What this task involves: Pull every line containing "美联储倾听" from the entries.

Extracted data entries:

>> start

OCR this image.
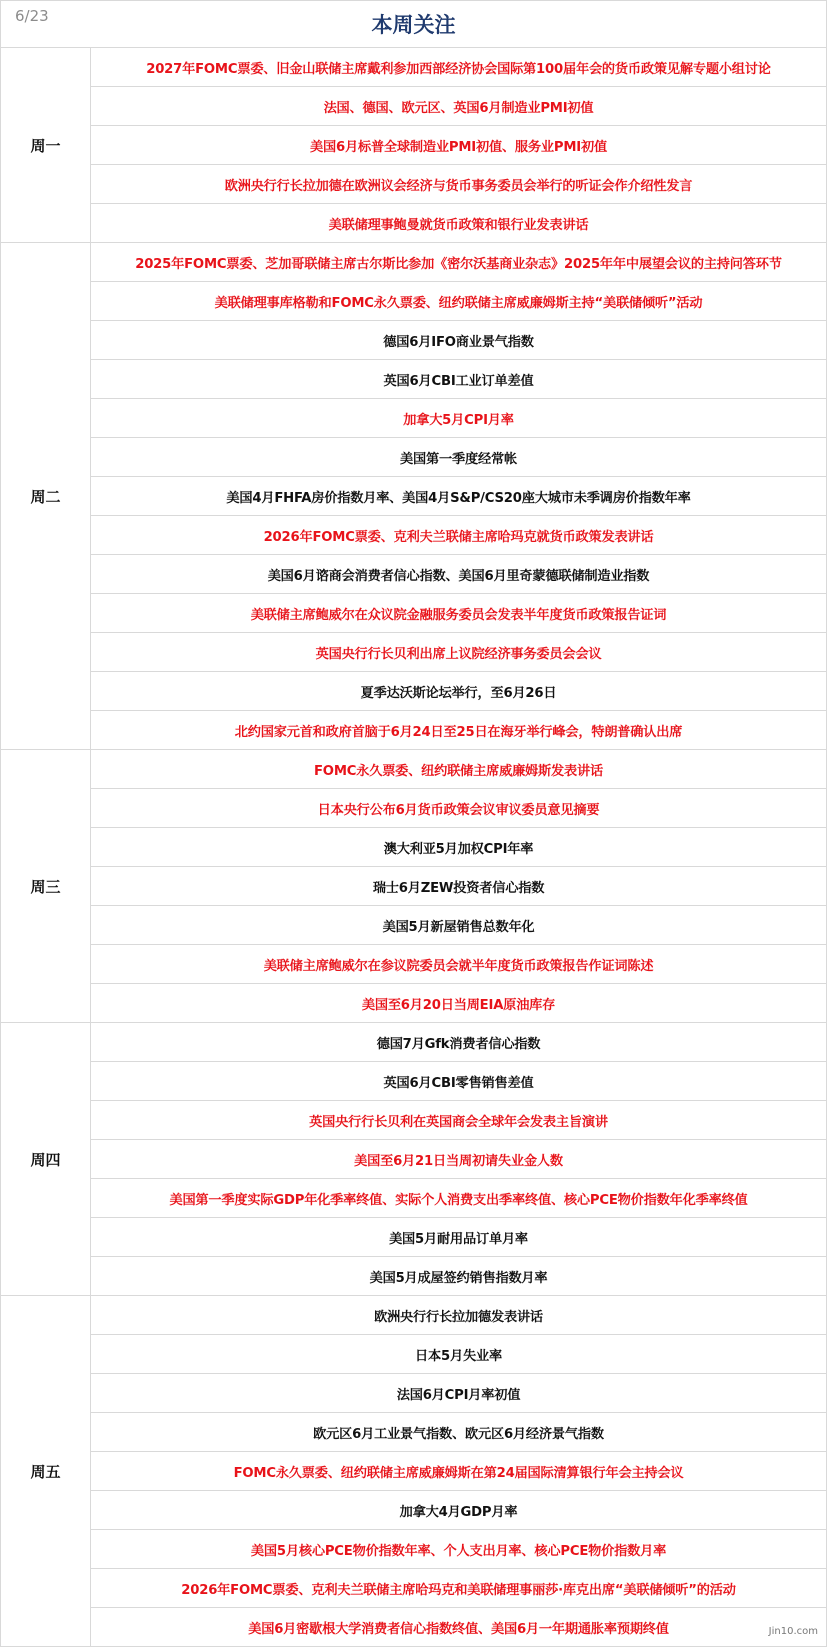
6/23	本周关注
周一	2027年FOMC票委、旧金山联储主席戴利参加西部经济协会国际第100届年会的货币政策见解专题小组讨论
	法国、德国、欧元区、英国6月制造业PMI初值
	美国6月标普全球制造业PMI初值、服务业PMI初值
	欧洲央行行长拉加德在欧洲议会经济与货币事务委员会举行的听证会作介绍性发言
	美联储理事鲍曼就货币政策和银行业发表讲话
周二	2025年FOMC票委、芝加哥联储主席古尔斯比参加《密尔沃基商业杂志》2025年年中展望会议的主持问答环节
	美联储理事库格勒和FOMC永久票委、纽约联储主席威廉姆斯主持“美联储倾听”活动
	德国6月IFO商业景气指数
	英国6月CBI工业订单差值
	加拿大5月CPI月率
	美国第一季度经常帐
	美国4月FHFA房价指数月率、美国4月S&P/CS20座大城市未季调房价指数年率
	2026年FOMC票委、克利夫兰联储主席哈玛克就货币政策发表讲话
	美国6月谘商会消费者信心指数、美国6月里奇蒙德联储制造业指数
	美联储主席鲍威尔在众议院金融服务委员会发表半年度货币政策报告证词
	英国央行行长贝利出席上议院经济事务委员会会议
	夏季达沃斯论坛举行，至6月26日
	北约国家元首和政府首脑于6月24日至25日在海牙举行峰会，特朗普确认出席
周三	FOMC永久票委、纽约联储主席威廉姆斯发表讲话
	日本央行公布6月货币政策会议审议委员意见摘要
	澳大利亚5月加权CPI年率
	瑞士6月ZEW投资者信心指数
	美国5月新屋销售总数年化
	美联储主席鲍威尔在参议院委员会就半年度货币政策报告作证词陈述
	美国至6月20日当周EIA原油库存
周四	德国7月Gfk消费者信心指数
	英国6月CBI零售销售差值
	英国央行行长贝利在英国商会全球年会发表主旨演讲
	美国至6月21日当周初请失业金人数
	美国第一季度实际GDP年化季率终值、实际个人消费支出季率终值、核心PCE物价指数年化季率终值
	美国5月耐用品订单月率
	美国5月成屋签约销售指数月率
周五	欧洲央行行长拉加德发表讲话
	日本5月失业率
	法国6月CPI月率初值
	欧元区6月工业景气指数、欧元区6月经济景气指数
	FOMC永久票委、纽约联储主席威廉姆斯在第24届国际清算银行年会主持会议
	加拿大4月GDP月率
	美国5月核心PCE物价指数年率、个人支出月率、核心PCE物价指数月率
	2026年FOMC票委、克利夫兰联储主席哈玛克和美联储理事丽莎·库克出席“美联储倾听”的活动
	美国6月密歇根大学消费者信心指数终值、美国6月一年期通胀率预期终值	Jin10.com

>> end
>> start

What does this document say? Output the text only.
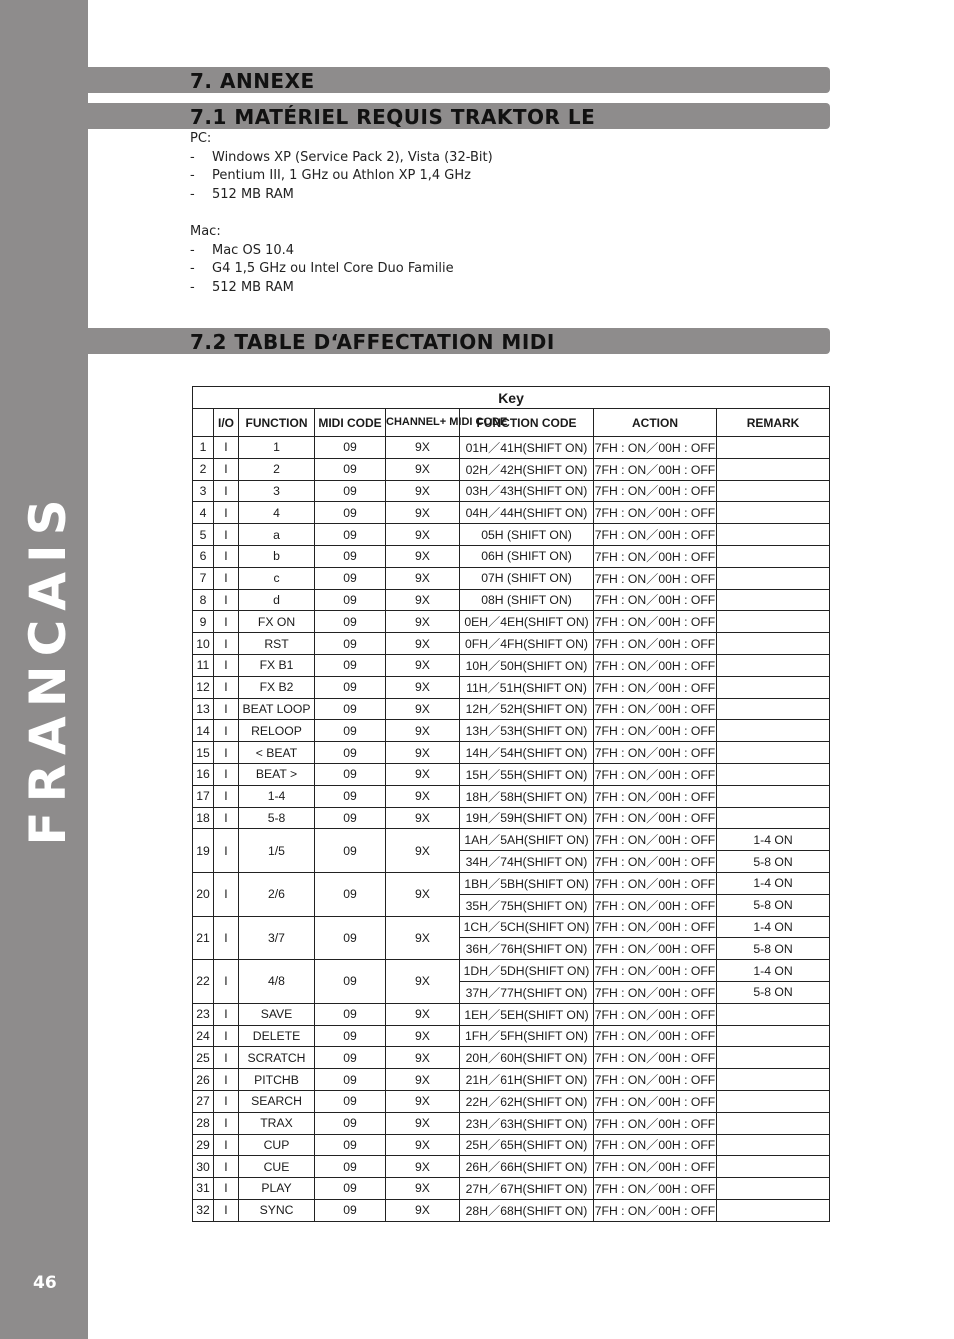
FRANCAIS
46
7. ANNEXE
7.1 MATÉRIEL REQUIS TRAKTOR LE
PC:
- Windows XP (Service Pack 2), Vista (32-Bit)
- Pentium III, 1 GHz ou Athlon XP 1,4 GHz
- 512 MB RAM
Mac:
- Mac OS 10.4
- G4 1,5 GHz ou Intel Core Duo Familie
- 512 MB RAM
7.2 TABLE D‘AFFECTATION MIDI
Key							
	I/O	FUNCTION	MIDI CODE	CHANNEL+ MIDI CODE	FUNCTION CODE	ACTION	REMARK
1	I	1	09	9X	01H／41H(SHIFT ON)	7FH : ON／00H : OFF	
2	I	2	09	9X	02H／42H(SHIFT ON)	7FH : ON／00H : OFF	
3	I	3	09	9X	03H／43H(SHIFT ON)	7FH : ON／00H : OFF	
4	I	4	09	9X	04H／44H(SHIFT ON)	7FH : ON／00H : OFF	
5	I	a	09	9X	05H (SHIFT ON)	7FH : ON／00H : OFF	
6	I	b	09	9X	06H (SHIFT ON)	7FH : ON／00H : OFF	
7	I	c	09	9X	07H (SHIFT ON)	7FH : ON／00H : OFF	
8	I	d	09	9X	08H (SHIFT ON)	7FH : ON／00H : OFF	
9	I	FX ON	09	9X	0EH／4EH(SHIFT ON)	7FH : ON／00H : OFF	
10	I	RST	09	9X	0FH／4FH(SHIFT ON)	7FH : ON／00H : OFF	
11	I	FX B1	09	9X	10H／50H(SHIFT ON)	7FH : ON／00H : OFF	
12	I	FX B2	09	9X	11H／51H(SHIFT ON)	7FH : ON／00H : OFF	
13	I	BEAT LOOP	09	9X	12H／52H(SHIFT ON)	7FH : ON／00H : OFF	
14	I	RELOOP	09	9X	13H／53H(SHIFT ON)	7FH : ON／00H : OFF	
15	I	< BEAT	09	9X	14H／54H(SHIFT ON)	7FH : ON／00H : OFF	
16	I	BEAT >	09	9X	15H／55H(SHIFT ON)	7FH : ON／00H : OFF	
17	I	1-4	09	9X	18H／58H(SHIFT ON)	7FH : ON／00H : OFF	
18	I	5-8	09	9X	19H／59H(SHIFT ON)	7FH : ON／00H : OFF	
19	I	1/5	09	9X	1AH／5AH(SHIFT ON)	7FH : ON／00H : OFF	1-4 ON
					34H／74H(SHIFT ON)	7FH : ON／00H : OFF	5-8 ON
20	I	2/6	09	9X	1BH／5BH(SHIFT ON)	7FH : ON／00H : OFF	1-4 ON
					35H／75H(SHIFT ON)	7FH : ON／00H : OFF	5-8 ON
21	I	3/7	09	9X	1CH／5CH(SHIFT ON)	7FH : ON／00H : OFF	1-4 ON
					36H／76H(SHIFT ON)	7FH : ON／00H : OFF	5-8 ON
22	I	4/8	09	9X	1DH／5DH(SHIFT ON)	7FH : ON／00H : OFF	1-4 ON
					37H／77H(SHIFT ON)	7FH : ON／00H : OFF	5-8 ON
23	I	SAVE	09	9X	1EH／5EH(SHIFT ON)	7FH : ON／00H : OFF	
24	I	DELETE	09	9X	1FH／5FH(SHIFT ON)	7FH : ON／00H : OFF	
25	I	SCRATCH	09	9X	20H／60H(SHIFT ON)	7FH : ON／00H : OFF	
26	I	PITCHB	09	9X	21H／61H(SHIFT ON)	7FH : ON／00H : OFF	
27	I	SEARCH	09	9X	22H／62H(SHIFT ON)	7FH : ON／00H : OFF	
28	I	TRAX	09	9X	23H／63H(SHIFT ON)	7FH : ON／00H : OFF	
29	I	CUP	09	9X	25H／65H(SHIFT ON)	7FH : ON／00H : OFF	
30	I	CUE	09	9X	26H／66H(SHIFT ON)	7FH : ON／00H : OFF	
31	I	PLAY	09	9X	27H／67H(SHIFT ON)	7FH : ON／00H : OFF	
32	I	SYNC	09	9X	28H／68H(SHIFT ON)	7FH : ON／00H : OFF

>> end

Written answer:
	美联储理事库格勒和FOMC永久票委、纽约联储主席威廉姆斯主持“美联储倾听”活动
	2026年FOMC票委、克利夫兰联储主席哈玛克和美联储理事丽莎·库克出席“美联储倾听”的活动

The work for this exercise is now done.